(Dataset rows)
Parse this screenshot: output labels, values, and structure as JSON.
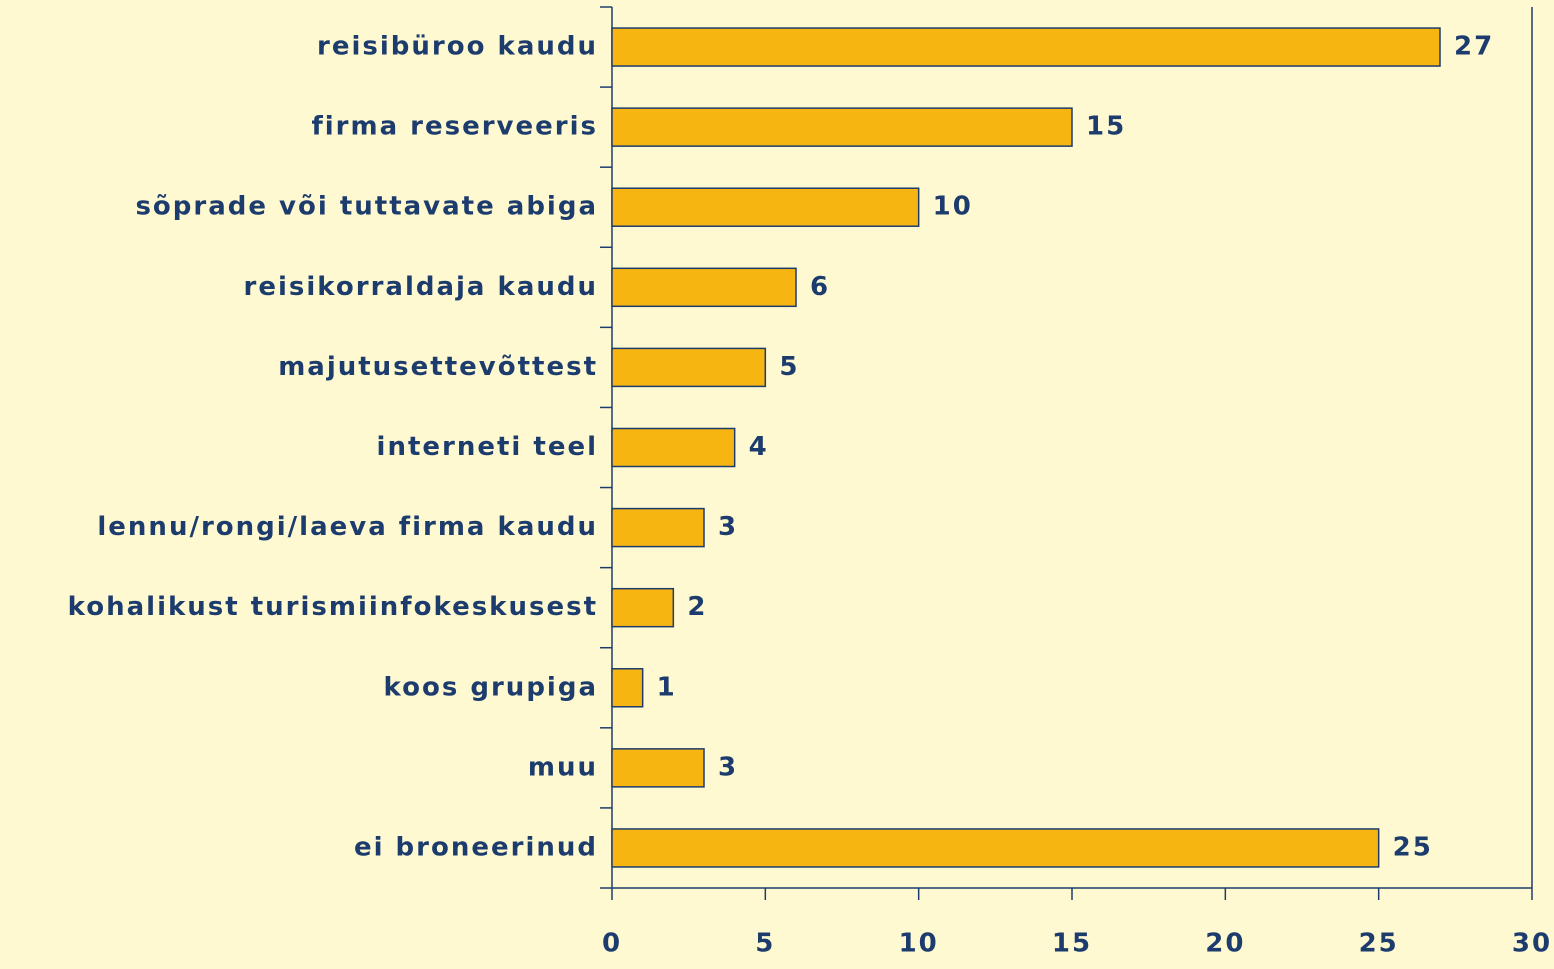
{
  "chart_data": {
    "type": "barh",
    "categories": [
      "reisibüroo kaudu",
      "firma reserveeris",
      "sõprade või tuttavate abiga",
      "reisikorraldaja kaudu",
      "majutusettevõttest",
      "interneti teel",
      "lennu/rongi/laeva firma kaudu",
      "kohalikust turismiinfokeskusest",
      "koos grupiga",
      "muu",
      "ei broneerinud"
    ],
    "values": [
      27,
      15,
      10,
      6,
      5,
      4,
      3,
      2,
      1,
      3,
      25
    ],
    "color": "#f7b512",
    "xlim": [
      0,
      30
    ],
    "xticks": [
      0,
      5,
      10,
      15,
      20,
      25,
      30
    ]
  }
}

» **Problem to work on**:
Leave the pictures out and output the rest of the listing exactly.

» **Task result**:
Parse this screenshot: output labels, values, and structure as JSON.
{
  "chart_data": {
    "type": "barh",
    "categories": [
      "reisibüroo kaudu",
      "firma reserveeris",
      "sõprade või tuttavate abiga",
      "reisikorraldaja kaudu",
      "majutusettevõttest",
      "interneti teel",
      "lennu/rongi/laeva firma kaudu",
      "kohalikust turismiinfokeskusest",
      "koos grupiga",
      "muu",
      "ei broneerinud"
    ],
    "values": [
      27,
      15,
      10,
      6,
      5,
      4,
      3,
      2,
      1,
      3,
      25
    ],
    "color": "#f7b512",
    "xlim": [
      0,
      30
    ],
    "xticks": [
      0,
      5,
      10,
      15,
      20,
      25,
      30
    ]
  }
}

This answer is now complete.